___ DATA SUPPLIED
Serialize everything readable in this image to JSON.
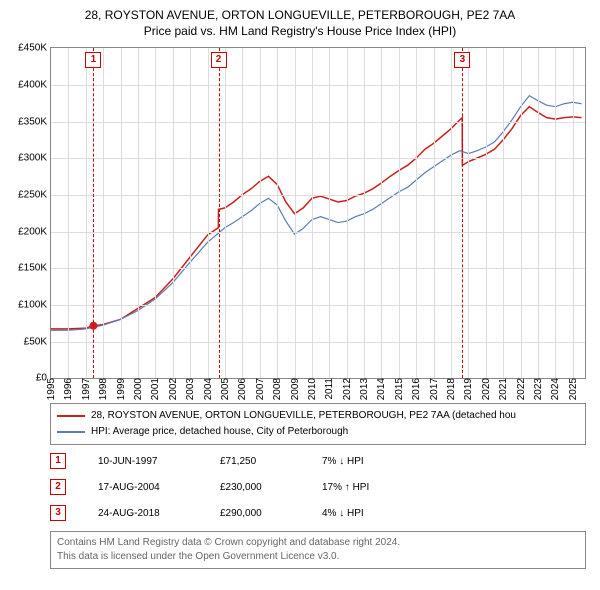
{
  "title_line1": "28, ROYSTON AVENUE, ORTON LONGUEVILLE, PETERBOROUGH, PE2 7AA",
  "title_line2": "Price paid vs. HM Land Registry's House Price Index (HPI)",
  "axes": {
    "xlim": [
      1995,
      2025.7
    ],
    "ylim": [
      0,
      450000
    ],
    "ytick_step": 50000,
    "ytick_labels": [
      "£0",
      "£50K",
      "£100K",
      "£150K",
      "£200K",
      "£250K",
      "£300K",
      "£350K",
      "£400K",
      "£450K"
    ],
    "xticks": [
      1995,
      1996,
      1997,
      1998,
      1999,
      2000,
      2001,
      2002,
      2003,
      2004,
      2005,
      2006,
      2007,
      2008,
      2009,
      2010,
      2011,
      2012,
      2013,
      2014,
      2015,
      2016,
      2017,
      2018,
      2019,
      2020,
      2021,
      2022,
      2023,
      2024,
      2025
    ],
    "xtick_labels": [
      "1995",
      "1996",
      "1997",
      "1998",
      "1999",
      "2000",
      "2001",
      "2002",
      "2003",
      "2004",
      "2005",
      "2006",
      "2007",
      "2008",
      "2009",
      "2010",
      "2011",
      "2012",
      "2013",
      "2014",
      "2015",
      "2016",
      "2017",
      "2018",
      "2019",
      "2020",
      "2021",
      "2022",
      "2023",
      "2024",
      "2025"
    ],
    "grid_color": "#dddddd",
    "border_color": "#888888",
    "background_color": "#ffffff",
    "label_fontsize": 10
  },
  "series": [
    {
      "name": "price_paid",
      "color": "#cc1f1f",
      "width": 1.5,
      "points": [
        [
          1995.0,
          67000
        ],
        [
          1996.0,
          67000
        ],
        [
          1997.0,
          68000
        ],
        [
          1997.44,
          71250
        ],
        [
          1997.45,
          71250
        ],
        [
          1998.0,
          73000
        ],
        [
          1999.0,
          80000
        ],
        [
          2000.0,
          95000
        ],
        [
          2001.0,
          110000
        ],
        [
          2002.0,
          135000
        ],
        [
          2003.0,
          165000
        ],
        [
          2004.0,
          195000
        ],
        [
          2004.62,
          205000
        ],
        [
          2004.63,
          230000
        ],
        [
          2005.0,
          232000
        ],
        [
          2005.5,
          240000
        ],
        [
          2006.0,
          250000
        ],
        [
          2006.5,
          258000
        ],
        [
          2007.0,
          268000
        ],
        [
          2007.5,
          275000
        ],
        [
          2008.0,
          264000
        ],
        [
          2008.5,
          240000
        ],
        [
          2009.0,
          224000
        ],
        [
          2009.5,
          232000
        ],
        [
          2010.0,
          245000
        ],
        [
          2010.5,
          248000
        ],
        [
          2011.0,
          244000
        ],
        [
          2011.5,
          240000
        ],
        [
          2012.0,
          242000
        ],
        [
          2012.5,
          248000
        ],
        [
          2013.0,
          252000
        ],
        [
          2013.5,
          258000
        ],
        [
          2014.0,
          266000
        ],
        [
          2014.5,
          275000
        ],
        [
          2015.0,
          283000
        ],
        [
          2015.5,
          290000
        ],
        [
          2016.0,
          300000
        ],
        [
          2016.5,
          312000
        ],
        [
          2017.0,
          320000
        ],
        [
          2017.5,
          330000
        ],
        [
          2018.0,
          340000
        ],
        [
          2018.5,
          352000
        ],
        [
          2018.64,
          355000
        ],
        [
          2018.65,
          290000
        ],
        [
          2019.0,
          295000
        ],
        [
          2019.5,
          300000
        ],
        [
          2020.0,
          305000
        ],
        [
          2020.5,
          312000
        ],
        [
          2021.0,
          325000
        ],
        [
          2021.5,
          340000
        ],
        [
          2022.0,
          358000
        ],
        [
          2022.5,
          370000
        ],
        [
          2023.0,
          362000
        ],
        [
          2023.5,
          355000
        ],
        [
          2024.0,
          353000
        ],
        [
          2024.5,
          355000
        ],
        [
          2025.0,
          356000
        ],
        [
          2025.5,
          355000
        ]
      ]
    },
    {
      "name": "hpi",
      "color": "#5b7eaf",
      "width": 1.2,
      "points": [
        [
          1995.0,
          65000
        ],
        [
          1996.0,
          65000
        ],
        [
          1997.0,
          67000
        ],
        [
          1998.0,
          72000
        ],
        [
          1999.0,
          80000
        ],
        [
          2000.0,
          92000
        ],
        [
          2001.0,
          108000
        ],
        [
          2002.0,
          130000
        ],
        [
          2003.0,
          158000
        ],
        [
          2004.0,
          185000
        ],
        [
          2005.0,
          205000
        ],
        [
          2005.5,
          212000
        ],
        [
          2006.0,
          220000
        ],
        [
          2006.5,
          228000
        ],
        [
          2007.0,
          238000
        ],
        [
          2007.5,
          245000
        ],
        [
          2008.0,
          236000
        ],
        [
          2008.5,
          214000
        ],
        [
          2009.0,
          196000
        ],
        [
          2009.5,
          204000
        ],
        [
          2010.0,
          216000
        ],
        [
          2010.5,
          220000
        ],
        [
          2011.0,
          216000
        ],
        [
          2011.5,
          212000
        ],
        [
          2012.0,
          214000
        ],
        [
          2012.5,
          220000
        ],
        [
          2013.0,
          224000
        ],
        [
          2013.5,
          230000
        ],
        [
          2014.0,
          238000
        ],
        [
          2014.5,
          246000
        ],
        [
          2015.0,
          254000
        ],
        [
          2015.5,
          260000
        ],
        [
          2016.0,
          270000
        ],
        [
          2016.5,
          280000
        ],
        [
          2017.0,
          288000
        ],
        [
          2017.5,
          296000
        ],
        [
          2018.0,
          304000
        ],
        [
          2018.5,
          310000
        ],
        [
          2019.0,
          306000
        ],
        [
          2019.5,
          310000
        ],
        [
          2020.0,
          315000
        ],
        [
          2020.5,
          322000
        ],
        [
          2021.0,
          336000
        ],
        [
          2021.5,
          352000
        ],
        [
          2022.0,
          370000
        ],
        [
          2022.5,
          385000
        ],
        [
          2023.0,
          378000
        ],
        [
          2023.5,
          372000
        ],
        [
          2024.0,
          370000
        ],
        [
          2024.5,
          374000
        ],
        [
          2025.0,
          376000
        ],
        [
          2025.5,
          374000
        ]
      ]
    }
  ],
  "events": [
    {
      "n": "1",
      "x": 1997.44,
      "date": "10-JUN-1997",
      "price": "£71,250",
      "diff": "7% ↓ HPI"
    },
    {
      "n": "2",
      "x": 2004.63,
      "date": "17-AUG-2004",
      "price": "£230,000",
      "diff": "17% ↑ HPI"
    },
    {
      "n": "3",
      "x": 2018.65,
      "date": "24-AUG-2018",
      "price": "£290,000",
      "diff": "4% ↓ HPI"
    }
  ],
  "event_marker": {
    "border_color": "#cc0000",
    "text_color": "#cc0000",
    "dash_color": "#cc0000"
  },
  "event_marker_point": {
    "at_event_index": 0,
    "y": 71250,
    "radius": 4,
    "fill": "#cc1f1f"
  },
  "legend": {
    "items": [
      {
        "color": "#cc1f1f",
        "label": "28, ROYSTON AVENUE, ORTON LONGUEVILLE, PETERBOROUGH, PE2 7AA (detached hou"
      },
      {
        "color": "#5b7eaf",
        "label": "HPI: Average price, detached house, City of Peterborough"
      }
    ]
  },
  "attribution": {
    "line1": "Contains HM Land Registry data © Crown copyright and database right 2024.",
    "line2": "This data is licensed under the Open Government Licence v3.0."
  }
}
______
PROBLEM DESCRIPTION: Repeat all of the records verbatim, leaving out the pictures.

RESULT FOR THIS TASK:
Serialize everything readable in this image to JSON.
{
  "title_line1": "28, ROYSTON AVENUE, ORTON LONGUEVILLE, PETERBOROUGH, PE2 7AA",
  "title_line2": "Price paid vs. HM Land Registry's House Price Index (HPI)",
  "axes": {
    "xlim": [
      1995,
      2025.7
    ],
    "ylim": [
      0,
      450000
    ],
    "ytick_step": 50000,
    "ytick_labels": [
      "£0",
      "£50K",
      "£100K",
      "£150K",
      "£200K",
      "£250K",
      "£300K",
      "£350K",
      "£400K",
      "£450K"
    ],
    "xticks": [
      1995,
      1996,
      1997,
      1998,
      1999,
      2000,
      2001,
      2002,
      2003,
      2004,
      2005,
      2006,
      2007,
      2008,
      2009,
      2010,
      2011,
      2012,
      2013,
      2014,
      2015,
      2016,
      2017,
      2018,
      2019,
      2020,
      2021,
      2022,
      2023,
      2024,
      2025
    ],
    "xtick_labels": [
      "1995",
      "1996",
      "1997",
      "1998",
      "1999",
      "2000",
      "2001",
      "2002",
      "2003",
      "2004",
      "2005",
      "2006",
      "2007",
      "2008",
      "2009",
      "2010",
      "2011",
      "2012",
      "2013",
      "2014",
      "2015",
      "2016",
      "2017",
      "2018",
      "2019",
      "2020",
      "2021",
      "2022",
      "2023",
      "2024",
      "2025"
    ],
    "grid_color": "#dddddd",
    "border_color": "#888888",
    "background_color": "#ffffff",
    "label_fontsize": 10
  },
  "series": [
    {
      "name": "price_paid",
      "color": "#cc1f1f",
      "width": 1.5,
      "points": [
        [
          1995.0,
          67000
        ],
        [
          1996.0,
          67000
        ],
        [
          1997.0,
          68000
        ],
        [
          1997.44,
          71250
        ],
        [
          1997.45,
          71250
        ],
        [
          1998.0,
          73000
        ],
        [
          1999.0,
          80000
        ],
        [
          2000.0,
          95000
        ],
        [
          2001.0,
          110000
        ],
        [
          2002.0,
          135000
        ],
        [
          2003.0,
          165000
        ],
        [
          2004.0,
          195000
        ],
        [
          2004.62,
          205000
        ],
        [
          2004.63,
          230000
        ],
        [
          2005.0,
          232000
        ],
        [
          2005.5,
          240000
        ],
        [
          2006.0,
          250000
        ],
        [
          2006.5,
          258000
        ],
        [
          2007.0,
          268000
        ],
        [
          2007.5,
          275000
        ],
        [
          2008.0,
          264000
        ],
        [
          2008.5,
          240000
        ],
        [
          2009.0,
          224000
        ],
        [
          2009.5,
          232000
        ],
        [
          2010.0,
          245000
        ],
        [
          2010.5,
          248000
        ],
        [
          2011.0,
          244000
        ],
        [
          2011.5,
          240000
        ],
        [
          2012.0,
          242000
        ],
        [
          2012.5,
          248000
        ],
        [
          2013.0,
          252000
        ],
        [
          2013.5,
          258000
        ],
        [
          2014.0,
          266000
        ],
        [
          2014.5,
          275000
        ],
        [
          2015.0,
          283000
        ],
        [
          2015.5,
          290000
        ],
        [
          2016.0,
          300000
        ],
        [
          2016.5,
          312000
        ],
        [
          2017.0,
          320000
        ],
        [
          2017.5,
          330000
        ],
        [
          2018.0,
          340000
        ],
        [
          2018.5,
          352000
        ],
        [
          2018.64,
          355000
        ],
        [
          2018.65,
          290000
        ],
        [
          2019.0,
          295000
        ],
        [
          2019.5,
          300000
        ],
        [
          2020.0,
          305000
        ],
        [
          2020.5,
          312000
        ],
        [
          2021.0,
          325000
        ],
        [
          2021.5,
          340000
        ],
        [
          2022.0,
          358000
        ],
        [
          2022.5,
          370000
        ],
        [
          2023.0,
          362000
        ],
        [
          2023.5,
          355000
        ],
        [
          2024.0,
          353000
        ],
        [
          2024.5,
          355000
        ],
        [
          2025.0,
          356000
        ],
        [
          2025.5,
          355000
        ]
      ]
    },
    {
      "name": "hpi",
      "color": "#5b7eaf",
      "width": 1.2,
      "points": [
        [
          1995.0,
          65000
        ],
        [
          1996.0,
          65000
        ],
        [
          1997.0,
          67000
        ],
        [
          1998.0,
          72000
        ],
        [
          1999.0,
          80000
        ],
        [
          2000.0,
          92000
        ],
        [
          2001.0,
          108000
        ],
        [
          2002.0,
          130000
        ],
        [
          2003.0,
          158000
        ],
        [
          2004.0,
          185000
        ],
        [
          2005.0,
          205000
        ],
        [
          2005.5,
          212000
        ],
        [
          2006.0,
          220000
        ],
        [
          2006.5,
          228000
        ],
        [
          2007.0,
          238000
        ],
        [
          2007.5,
          245000
        ],
        [
          2008.0,
          236000
        ],
        [
          2008.5,
          214000
        ],
        [
          2009.0,
          196000
        ],
        [
          2009.5,
          204000
        ],
        [
          2010.0,
          216000
        ],
        [
          2010.5,
          220000
        ],
        [
          2011.0,
          216000
        ],
        [
          2011.5,
          212000
        ],
        [
          2012.0,
          214000
        ],
        [
          2012.5,
          220000
        ],
        [
          2013.0,
          224000
        ],
        [
          2013.5,
          230000
        ],
        [
          2014.0,
          238000
        ],
        [
          2014.5,
          246000
        ],
        [
          2015.0,
          254000
        ],
        [
          2015.5,
          260000
        ],
        [
          2016.0,
          270000
        ],
        [
          2016.5,
          280000
        ],
        [
          2017.0,
          288000
        ],
        [
          2017.5,
          296000
        ],
        [
          2018.0,
          304000
        ],
        [
          2018.5,
          310000
        ],
        [
          2019.0,
          306000
        ],
        [
          2019.5,
          310000
        ],
        [
          2020.0,
          315000
        ],
        [
          2020.5,
          322000
        ],
        [
          2021.0,
          336000
        ],
        [
          2021.5,
          352000
        ],
        [
          2022.0,
          370000
        ],
        [
          2022.5,
          385000
        ],
        [
          2023.0,
          378000
        ],
        [
          2023.5,
          372000
        ],
        [
          2024.0,
          370000
        ],
        [
          2024.5,
          374000
        ],
        [
          2025.0,
          376000
        ],
        [
          2025.5,
          374000
        ]
      ]
    }
  ],
  "events": [
    {
      "n": "1",
      "x": 1997.44,
      "date": "10-JUN-1997",
      "price": "£71,250",
      "diff": "7% ↓ HPI"
    },
    {
      "n": "2",
      "x": 2004.63,
      "date": "17-AUG-2004",
      "price": "£230,000",
      "diff": "17% ↑ HPI"
    },
    {
      "n": "3",
      "x": 2018.65,
      "date": "24-AUG-2018",
      "price": "£290,000",
      "diff": "4% ↓ HPI"
    }
  ],
  "event_marker": {
    "border_color": "#cc0000",
    "text_color": "#cc0000",
    "dash_color": "#cc0000"
  },
  "event_marker_point": {
    "at_event_index": 0,
    "y": 71250,
    "radius": 4,
    "fill": "#cc1f1f"
  },
  "legend": {
    "items": [
      {
        "color": "#cc1f1f",
        "label": "28, ROYSTON AVENUE, ORTON LONGUEVILLE, PETERBOROUGH, PE2 7AA (detached hou"
      },
      {
        "color": "#5b7eaf",
        "label": "HPI: Average price, detached house, City of Peterborough"
      }
    ]
  },
  "attribution": {
    "line1": "Contains HM Land Registry data © Crown copyright and database right 2024.",
    "line2": "This data is licensed under the Open Government Licence v3.0."
  }
}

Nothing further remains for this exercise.